**Work instructions:** Spot each line that carries the word "Hornung"; copy those lines.

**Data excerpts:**
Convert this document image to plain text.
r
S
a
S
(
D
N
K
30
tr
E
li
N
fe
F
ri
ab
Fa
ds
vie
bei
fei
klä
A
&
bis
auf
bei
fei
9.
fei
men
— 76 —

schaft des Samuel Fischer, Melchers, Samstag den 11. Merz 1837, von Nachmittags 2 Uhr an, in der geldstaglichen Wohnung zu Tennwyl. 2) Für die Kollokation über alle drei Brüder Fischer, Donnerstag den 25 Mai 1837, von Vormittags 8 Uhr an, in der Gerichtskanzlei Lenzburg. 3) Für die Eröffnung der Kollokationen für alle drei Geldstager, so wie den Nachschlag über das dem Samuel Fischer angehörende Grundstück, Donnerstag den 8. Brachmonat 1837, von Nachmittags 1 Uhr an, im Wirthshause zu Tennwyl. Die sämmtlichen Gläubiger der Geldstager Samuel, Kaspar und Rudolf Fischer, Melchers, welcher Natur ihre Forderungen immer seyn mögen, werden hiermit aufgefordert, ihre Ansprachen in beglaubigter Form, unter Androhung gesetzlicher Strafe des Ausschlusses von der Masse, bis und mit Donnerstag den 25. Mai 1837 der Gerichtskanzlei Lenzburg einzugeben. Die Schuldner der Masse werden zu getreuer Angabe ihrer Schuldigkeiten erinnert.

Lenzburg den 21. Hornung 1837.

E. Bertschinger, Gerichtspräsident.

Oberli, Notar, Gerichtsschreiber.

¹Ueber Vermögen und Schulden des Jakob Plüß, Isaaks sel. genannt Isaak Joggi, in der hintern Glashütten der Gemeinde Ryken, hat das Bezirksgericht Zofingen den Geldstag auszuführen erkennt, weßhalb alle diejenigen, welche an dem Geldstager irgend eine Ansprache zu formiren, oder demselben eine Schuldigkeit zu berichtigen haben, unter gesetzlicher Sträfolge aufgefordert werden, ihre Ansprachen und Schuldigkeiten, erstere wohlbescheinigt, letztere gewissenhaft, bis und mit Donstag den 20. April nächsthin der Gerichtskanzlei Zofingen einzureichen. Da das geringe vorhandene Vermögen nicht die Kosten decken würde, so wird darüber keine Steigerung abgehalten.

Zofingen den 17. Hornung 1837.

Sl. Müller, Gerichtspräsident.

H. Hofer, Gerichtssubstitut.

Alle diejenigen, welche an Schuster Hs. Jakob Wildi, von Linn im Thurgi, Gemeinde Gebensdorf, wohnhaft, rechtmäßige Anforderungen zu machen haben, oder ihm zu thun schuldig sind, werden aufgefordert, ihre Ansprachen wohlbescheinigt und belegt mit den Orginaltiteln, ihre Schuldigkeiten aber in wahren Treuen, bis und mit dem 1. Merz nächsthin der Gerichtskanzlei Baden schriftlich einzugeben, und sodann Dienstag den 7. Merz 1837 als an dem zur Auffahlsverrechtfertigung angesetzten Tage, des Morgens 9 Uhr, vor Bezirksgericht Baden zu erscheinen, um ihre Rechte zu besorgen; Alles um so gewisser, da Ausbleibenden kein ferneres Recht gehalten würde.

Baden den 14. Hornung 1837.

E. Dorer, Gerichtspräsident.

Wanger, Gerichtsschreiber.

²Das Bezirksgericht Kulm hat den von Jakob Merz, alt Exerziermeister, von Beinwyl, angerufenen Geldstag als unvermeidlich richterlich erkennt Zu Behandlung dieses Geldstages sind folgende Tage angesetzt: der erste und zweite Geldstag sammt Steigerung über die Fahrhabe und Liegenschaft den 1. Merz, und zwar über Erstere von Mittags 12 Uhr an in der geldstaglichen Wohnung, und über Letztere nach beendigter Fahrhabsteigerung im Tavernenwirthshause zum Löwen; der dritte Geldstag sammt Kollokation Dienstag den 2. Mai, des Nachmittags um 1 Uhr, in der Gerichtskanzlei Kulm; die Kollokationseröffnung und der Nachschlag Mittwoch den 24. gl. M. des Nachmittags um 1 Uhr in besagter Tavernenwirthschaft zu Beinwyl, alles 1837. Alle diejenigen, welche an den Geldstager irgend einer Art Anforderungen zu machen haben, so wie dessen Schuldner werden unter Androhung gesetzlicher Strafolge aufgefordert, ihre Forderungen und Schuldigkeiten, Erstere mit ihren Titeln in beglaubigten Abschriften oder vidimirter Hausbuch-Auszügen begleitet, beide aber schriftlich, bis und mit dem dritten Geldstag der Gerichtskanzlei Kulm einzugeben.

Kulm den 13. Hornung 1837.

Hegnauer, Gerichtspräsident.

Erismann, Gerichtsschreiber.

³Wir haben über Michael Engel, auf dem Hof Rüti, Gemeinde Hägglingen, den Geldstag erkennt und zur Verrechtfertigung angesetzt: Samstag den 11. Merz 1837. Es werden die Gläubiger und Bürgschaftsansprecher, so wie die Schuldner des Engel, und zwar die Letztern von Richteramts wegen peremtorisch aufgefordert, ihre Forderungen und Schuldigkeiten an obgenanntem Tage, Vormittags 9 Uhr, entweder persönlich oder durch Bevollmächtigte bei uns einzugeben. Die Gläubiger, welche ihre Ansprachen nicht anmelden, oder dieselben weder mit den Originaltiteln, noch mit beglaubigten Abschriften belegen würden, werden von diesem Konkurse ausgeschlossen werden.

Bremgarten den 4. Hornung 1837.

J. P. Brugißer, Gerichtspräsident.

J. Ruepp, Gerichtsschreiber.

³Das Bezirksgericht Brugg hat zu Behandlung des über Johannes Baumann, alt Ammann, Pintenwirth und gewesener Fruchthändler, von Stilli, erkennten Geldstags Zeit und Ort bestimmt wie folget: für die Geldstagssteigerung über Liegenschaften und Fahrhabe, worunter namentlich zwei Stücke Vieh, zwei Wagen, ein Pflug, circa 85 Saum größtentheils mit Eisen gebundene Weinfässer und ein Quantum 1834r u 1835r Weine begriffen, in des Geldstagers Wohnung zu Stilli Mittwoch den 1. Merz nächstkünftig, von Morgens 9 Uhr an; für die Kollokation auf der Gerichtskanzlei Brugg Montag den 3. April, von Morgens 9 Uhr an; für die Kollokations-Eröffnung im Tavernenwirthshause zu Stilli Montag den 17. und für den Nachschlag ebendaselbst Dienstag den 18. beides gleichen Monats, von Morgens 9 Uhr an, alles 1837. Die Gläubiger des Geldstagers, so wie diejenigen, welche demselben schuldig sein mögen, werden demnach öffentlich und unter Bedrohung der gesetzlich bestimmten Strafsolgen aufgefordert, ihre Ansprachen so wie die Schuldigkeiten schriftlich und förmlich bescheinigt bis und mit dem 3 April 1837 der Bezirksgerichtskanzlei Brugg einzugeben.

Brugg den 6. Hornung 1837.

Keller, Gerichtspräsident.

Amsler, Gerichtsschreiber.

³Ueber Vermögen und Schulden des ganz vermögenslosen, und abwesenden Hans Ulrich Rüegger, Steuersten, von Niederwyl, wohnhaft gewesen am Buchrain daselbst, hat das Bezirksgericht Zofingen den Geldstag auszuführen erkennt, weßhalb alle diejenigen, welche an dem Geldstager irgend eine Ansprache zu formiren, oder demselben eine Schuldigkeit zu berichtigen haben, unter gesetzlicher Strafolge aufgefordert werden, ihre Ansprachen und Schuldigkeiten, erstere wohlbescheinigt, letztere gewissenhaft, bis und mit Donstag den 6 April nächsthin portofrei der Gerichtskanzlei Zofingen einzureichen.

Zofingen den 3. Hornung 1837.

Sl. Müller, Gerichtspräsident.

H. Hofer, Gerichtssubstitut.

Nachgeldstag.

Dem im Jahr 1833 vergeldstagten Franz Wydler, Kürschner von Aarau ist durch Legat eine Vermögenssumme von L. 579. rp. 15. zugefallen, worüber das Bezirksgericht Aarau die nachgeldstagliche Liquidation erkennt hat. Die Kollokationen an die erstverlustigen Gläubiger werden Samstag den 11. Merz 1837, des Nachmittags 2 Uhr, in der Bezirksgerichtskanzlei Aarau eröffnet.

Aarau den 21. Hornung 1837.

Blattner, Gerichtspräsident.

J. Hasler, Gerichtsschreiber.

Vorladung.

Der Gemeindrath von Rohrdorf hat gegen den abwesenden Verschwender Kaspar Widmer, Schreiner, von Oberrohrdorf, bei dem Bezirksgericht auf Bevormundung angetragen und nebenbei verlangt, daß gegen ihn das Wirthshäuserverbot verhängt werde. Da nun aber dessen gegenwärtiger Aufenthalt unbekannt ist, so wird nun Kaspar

**The response:**
Lenzburg den 21. Hornung 1837.
Zofingen den 17. Hornung 1837.
Baden den 14. Hornung 1837.
Kulm den 13. Hornung 1837.
Bremgarten den 4. Hornung 1837.
Brugg den 6. Hornung 1837.
Zofingen den 3. Hornung 1837.
Aarau den 21. Hornung 1837.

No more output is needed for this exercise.